(Stored data entries)

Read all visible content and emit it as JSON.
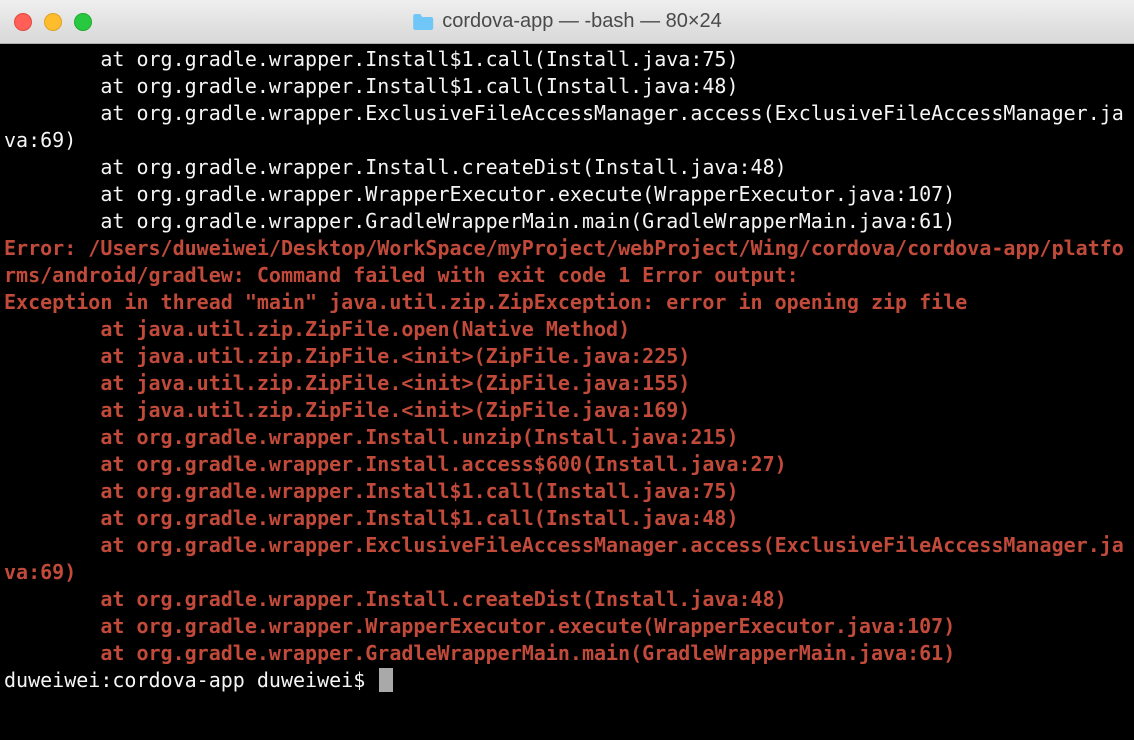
{
  "window": {
    "title": "cordova-app — -bash — 80×24",
    "folder_icon_color": "#71c6f8"
  },
  "terminal": {
    "white_lines": [
      "        at org.gradle.wrapper.Install$1.call(Install.java:75)",
      "        at org.gradle.wrapper.Install$1.call(Install.java:48)",
      "        at org.gradle.wrapper.ExclusiveFileAccessManager.access(ExclusiveFileAccessManager.java:69)",
      "        at org.gradle.wrapper.Install.createDist(Install.java:48)",
      "        at org.gradle.wrapper.WrapperExecutor.execute(WrapperExecutor.java:107)",
      "        at org.gradle.wrapper.GradleWrapperMain.main(GradleWrapperMain.java:61)"
    ],
    "error_lines": [
      "Error: /Users/duweiwei/Desktop/WorkSpace/myProject/webProject/Wing/cordova/cordova-app/platforms/android/gradlew: Command failed with exit code 1 Error output:",
      "Exception in thread \"main\" java.util.zip.ZipException: error in opening zip file",
      "        at java.util.zip.ZipFile.open(Native Method)",
      "        at java.util.zip.ZipFile.<init>(ZipFile.java:225)",
      "        at java.util.zip.ZipFile.<init>(ZipFile.java:155)",
      "        at java.util.zip.ZipFile.<init>(ZipFile.java:169)",
      "        at org.gradle.wrapper.Install.unzip(Install.java:215)",
      "        at org.gradle.wrapper.Install.access$600(Install.java:27)",
      "        at org.gradle.wrapper.Install$1.call(Install.java:75)",
      "        at org.gradle.wrapper.Install$1.call(Install.java:48)",
      "        at org.gradle.wrapper.ExclusiveFileAccessManager.access(ExclusiveFileAccessManager.java:69)",
      "        at org.gradle.wrapper.Install.createDist(Install.java:48)",
      "        at org.gradle.wrapper.WrapperExecutor.execute(WrapperExecutor.java:107)",
      "        at org.gradle.wrapper.GradleWrapperMain.main(GradleWrapperMain.java:61)"
    ],
    "prompt": "duweiwei:cordova-app duweiwei$ "
  }
}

To be done: Count how many lines of the data include the word "init". Your reply should be that number alone.

Full solution: 3